Stored records:

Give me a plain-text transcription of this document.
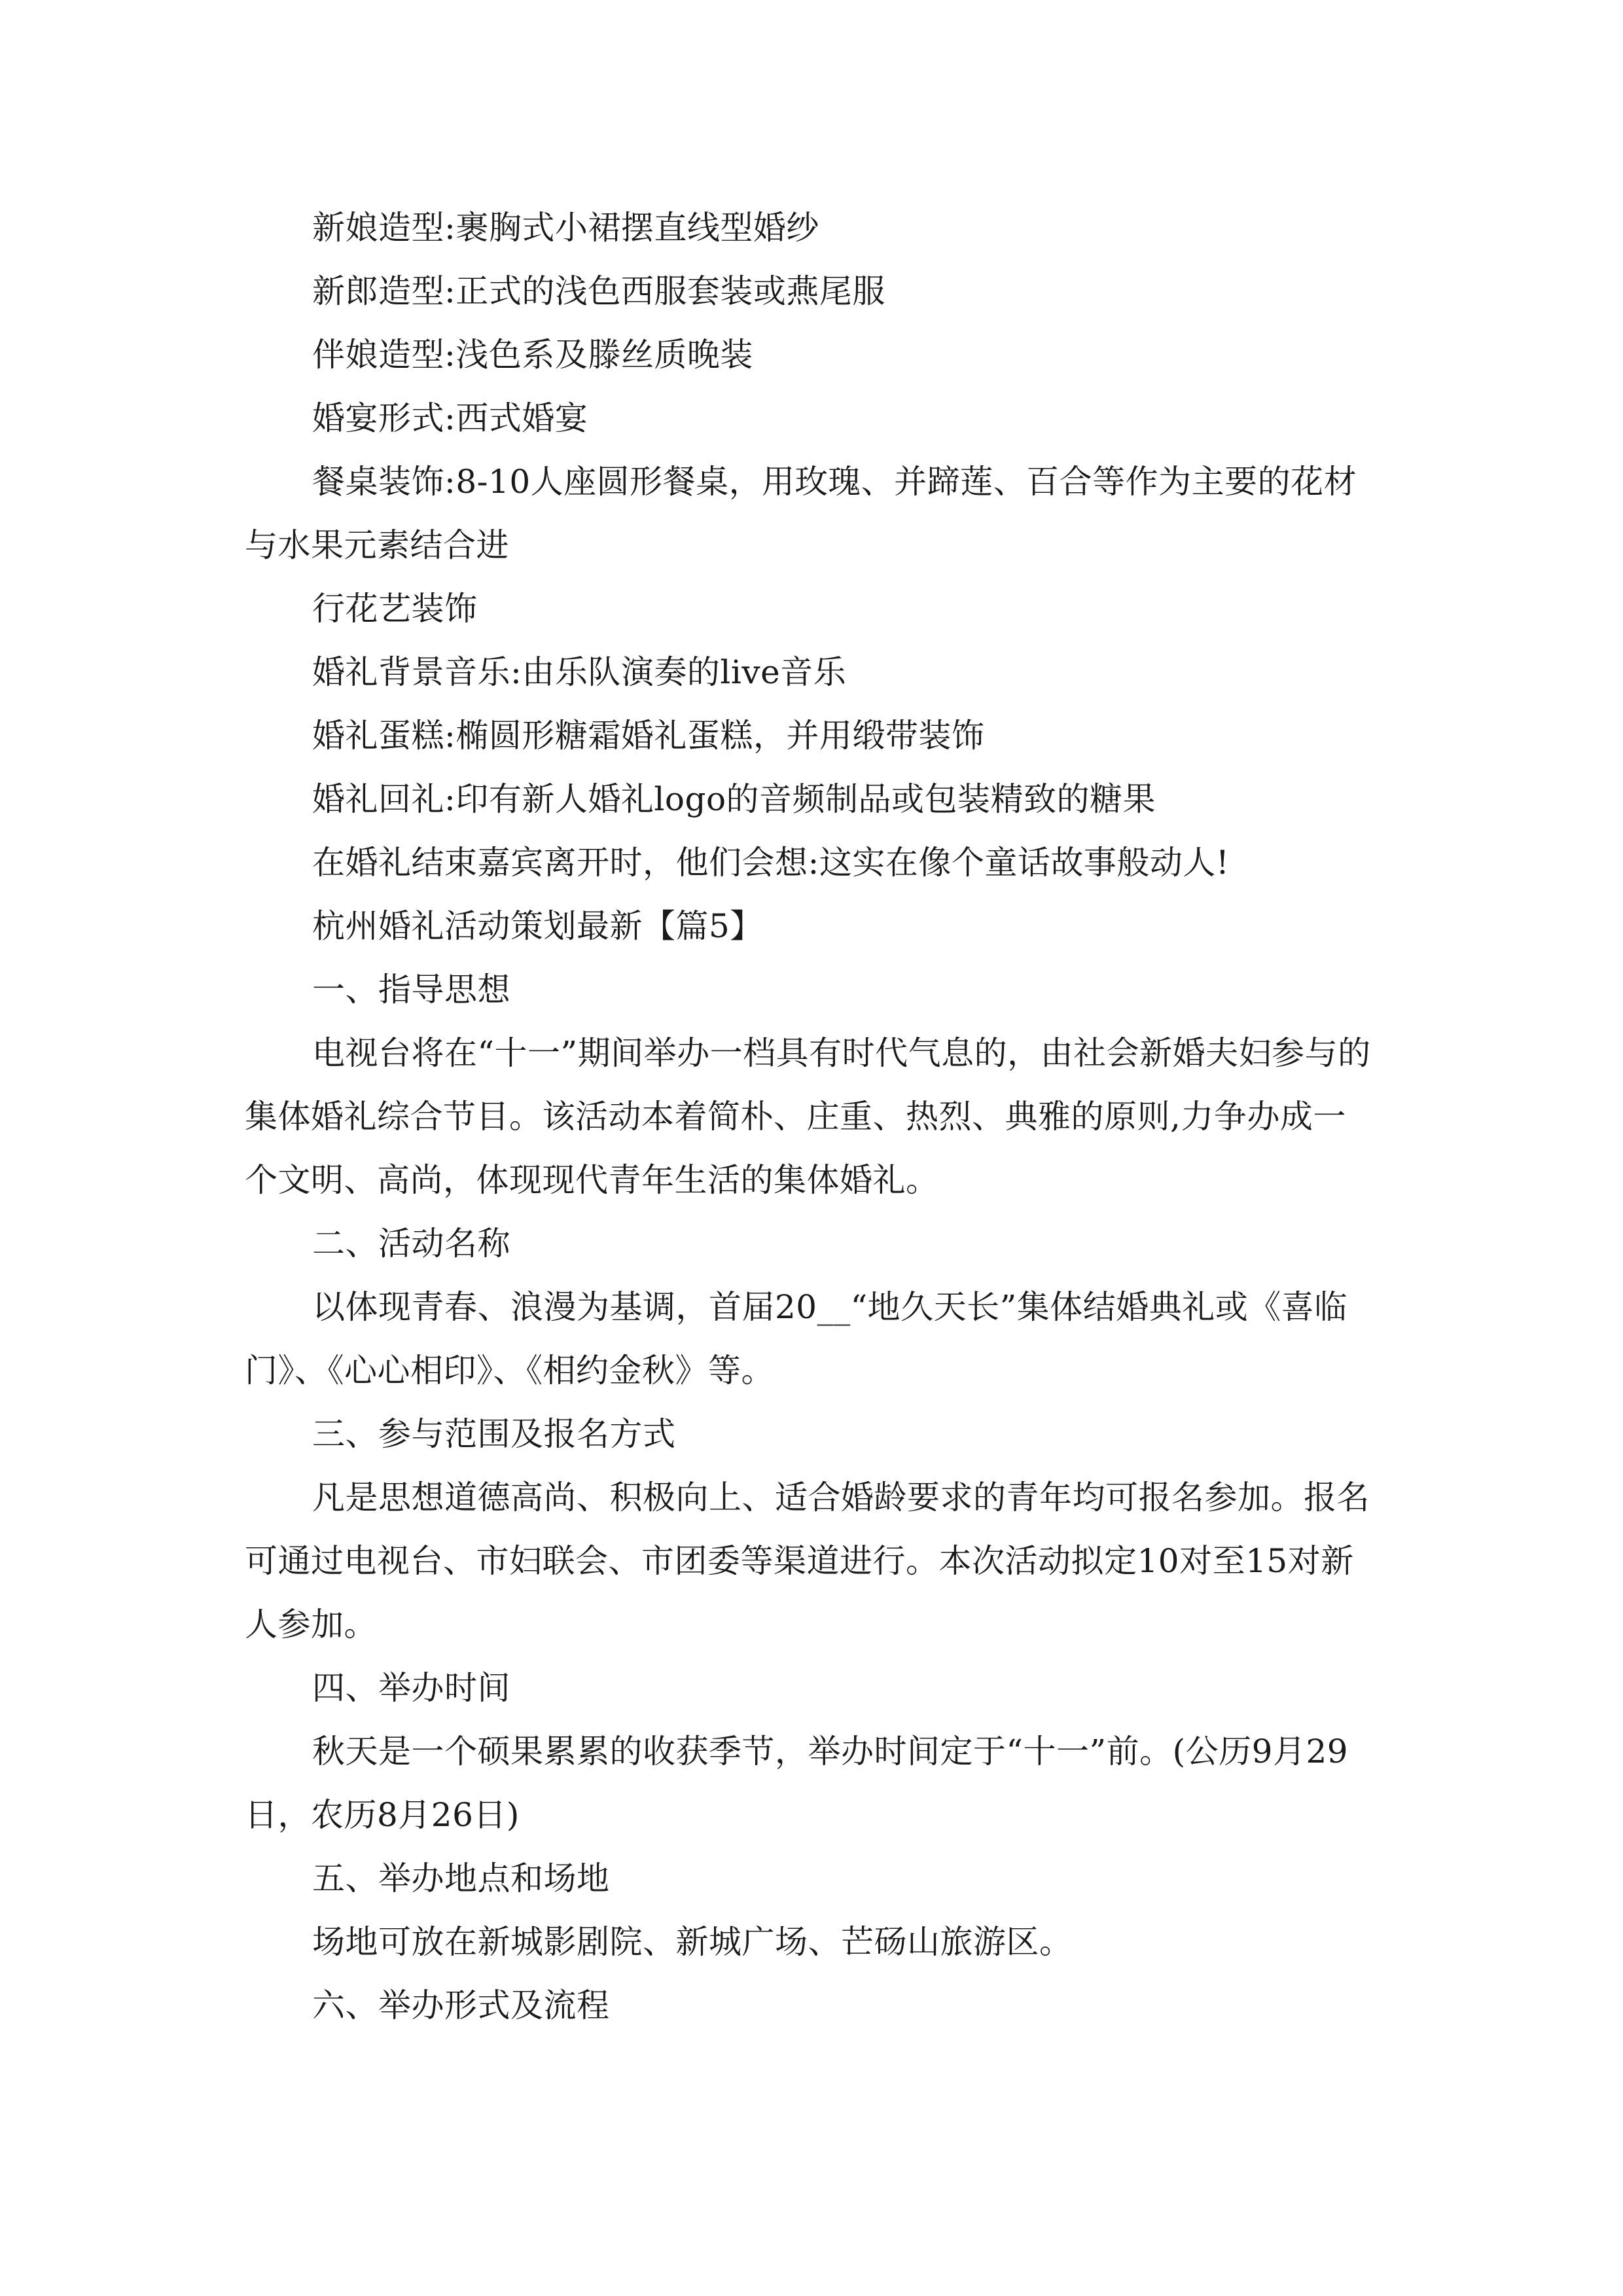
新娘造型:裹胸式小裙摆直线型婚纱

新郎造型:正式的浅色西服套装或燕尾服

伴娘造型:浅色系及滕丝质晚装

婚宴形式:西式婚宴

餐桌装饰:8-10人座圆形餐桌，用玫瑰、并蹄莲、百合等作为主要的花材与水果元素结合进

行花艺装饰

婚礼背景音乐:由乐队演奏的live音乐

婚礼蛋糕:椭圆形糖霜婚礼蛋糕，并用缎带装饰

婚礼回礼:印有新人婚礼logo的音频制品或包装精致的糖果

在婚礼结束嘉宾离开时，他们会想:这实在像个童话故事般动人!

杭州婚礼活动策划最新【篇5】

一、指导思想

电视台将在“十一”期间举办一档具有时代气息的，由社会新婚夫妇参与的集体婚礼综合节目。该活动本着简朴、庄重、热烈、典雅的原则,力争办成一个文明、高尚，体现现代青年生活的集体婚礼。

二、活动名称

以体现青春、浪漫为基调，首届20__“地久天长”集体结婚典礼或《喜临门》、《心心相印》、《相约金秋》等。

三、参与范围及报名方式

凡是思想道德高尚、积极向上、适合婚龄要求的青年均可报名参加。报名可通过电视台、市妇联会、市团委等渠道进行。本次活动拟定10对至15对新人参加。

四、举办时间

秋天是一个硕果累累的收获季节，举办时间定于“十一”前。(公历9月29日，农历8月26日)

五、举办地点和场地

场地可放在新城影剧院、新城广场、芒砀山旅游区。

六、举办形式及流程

Task prompt:
Using the material above, set down every line exactly, but skip the pictures.

Correct answer:
Give me a plain-text transcription of this document.
新娘造型:裹胸式小裙摆直线型婚纱

新郎造型:正式的浅色西服套装或燕尾服

伴娘造型:浅色系及滕丝质晚装

婚宴形式:西式婚宴

餐桌装饰:8-10人座圆形餐桌，用玫瑰、并蹄莲、百合等作为主要的花材与水果元素结合进

行花艺装饰

婚礼背景音乐:由乐队演奏的live音乐

婚礼蛋糕:椭圆形糖霜婚礼蛋糕，并用缎带装饰

婚礼回礼:印有新人婚礼logo的音频制品或包装精致的糖果

在婚礼结束嘉宾离开时，他们会想:这实在像个童话故事般动人!

杭州婚礼活动策划最新【篇5】

一、指导思想

电视台将在“十一”期间举办一档具有时代气息的，由社会新婚夫妇参与的集体婚礼综合节目。该活动本着简朴、庄重、热烈、典雅的原则,力争办成一个文明、高尚，体现现代青年生活的集体婚礼。

二、活动名称

以体现青春、浪漫为基调，首届20__“地久天长”集体结婚典礼或《喜临门》、《心心相印》、《相约金秋》等。

三、参与范围及报名方式

凡是思想道德高尚、积极向上、适合婚龄要求的青年均可报名参加。报名可通过电视台、市妇联会、市团委等渠道进行。本次活动拟定10对至15对新人参加。

四、举办时间

秋天是一个硕果累累的收获季节，举办时间定于“十一”前。(公历9月29日，农历8月26日)

五、举办地点和场地

场地可放在新城影剧院、新城广场、芒砀山旅游区。

六、举办形式及流程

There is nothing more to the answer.